- **DIRECTIVE**:
Filter the records below down to lines containing "heading".
★ ★ ★ ★
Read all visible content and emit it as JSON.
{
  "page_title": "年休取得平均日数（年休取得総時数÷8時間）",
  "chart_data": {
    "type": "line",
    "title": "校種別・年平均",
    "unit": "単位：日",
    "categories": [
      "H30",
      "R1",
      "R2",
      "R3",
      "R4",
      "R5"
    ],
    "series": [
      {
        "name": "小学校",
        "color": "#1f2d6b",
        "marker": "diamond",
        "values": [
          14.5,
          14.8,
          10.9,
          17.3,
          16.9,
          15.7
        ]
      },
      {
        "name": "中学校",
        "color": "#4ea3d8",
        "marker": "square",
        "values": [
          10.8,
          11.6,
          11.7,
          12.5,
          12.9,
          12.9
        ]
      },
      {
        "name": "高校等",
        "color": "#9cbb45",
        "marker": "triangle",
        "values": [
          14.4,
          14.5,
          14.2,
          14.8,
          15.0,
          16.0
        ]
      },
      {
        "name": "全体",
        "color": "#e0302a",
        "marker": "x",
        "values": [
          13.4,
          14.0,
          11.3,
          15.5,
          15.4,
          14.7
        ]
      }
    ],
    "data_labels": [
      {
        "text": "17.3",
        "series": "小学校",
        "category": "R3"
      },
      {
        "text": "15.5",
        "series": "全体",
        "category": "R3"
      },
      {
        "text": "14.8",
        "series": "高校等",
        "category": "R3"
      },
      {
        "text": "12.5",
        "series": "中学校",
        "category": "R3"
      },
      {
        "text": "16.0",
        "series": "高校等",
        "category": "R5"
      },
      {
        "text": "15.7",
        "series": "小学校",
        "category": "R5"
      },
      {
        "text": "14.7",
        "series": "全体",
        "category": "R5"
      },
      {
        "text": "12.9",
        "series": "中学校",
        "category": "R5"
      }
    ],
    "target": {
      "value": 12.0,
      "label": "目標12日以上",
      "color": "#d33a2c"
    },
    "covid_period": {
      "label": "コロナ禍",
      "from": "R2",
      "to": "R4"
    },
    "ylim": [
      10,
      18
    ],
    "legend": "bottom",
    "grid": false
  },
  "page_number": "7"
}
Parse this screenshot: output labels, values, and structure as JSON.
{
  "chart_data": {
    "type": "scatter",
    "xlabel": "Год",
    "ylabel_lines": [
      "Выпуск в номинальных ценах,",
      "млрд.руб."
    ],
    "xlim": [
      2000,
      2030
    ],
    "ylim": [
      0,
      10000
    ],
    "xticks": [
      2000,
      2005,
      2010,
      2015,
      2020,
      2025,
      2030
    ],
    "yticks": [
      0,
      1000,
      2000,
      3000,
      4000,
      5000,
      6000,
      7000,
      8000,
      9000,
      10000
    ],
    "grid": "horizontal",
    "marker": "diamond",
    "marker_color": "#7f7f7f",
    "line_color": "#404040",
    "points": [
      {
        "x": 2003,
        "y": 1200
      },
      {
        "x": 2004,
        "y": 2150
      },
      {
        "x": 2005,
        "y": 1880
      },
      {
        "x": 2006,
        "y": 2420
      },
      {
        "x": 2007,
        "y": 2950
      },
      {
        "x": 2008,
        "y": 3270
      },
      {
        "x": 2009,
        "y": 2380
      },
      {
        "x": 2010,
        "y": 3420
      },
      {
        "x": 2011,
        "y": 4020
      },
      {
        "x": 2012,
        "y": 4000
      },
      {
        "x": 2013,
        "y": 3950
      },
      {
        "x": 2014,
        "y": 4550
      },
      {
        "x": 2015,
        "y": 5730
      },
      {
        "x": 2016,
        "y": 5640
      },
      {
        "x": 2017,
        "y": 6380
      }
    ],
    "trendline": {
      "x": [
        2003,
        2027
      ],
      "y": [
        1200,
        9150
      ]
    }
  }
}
★ ★ ★ ★
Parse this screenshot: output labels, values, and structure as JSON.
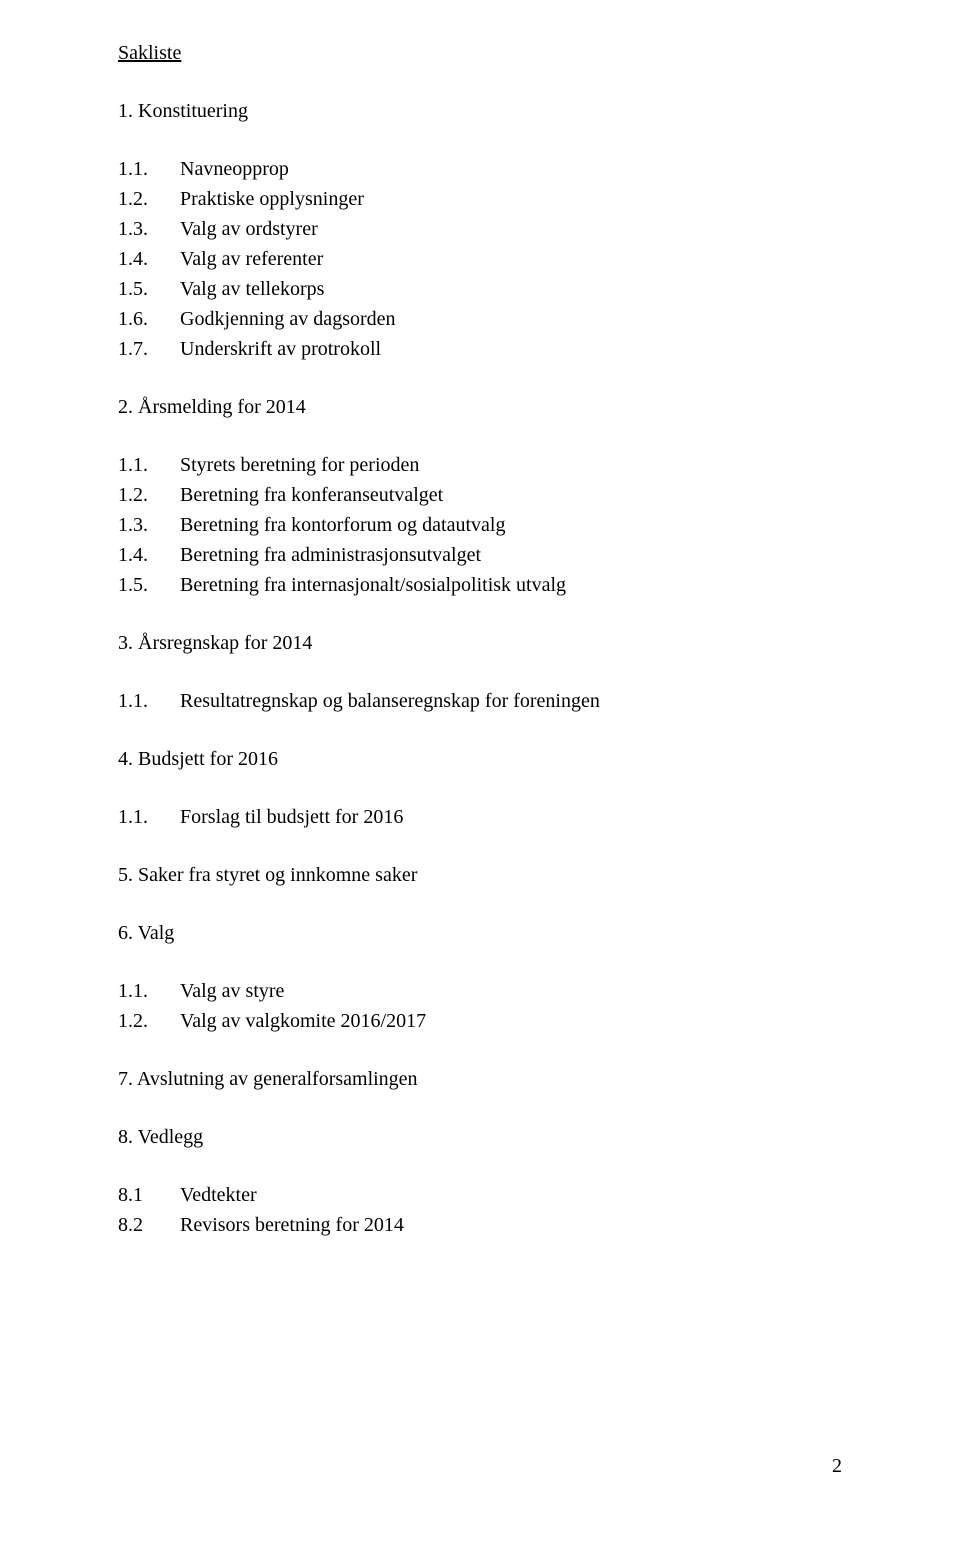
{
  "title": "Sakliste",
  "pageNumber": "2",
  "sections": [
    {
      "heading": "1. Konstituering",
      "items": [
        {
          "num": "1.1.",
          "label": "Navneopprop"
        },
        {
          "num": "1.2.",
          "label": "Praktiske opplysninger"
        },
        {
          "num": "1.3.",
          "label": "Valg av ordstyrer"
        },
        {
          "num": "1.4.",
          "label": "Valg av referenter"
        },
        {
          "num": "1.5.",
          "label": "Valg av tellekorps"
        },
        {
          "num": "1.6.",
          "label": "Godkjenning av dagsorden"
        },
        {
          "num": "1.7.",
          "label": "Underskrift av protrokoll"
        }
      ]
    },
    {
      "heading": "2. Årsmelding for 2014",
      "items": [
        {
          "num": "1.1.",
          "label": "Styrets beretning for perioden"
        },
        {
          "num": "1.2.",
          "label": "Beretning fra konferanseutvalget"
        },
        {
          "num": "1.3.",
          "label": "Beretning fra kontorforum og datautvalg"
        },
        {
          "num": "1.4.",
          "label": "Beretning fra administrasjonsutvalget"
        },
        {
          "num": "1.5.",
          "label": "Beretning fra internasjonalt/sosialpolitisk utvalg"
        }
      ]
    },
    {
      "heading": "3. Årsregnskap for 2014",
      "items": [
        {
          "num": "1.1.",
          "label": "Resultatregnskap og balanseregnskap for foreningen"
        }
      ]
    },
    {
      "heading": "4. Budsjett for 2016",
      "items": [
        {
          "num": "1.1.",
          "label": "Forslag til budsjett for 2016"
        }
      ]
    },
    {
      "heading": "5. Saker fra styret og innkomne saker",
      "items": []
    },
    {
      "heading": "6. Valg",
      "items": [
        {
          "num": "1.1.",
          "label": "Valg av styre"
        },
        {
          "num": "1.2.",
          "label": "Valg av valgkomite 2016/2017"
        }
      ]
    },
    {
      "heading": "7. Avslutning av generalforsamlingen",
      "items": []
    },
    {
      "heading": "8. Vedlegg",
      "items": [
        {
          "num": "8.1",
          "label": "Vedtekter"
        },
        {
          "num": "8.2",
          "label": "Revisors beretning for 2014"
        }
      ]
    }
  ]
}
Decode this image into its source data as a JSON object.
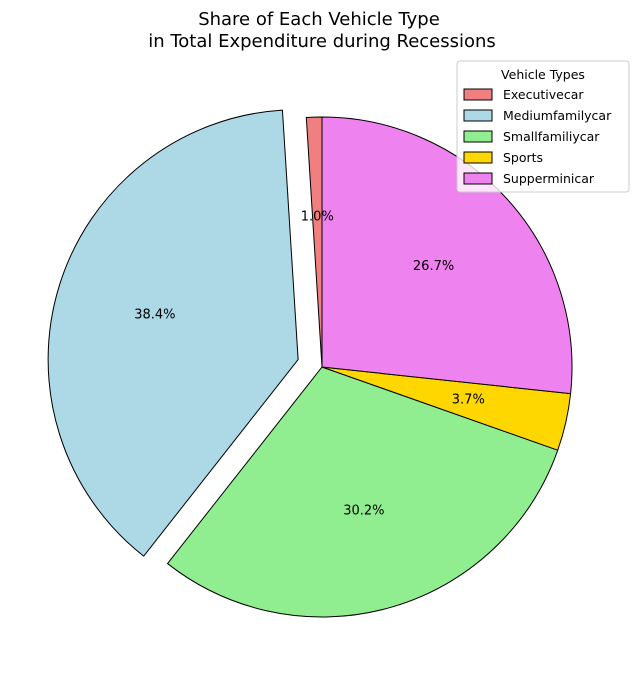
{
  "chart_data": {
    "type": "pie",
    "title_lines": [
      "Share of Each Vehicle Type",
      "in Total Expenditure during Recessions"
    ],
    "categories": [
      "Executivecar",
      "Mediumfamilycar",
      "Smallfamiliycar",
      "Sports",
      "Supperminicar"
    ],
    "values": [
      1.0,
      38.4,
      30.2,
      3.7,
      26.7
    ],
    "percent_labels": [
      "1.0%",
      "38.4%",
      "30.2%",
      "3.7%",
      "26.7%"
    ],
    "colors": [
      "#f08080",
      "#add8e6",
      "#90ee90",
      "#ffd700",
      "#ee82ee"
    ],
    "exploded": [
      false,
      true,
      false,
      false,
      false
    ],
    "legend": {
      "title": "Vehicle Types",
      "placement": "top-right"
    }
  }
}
★ ★ ★ ★
- **EXERCISE RESULT**:
      "heading": "1. Konstituering",
      "heading": "2. Årsmelding for 2014",
      "heading": "3. Årsregnskap for 2014",
      "heading": "4. Budsjett for 2016",
      "heading": "5. Saker fra styret og innkomne saker",
      "heading": "6. Valg",
      "heading": "7. Avslutning av generalforsamlingen",
      "heading": "8. Vedlegg",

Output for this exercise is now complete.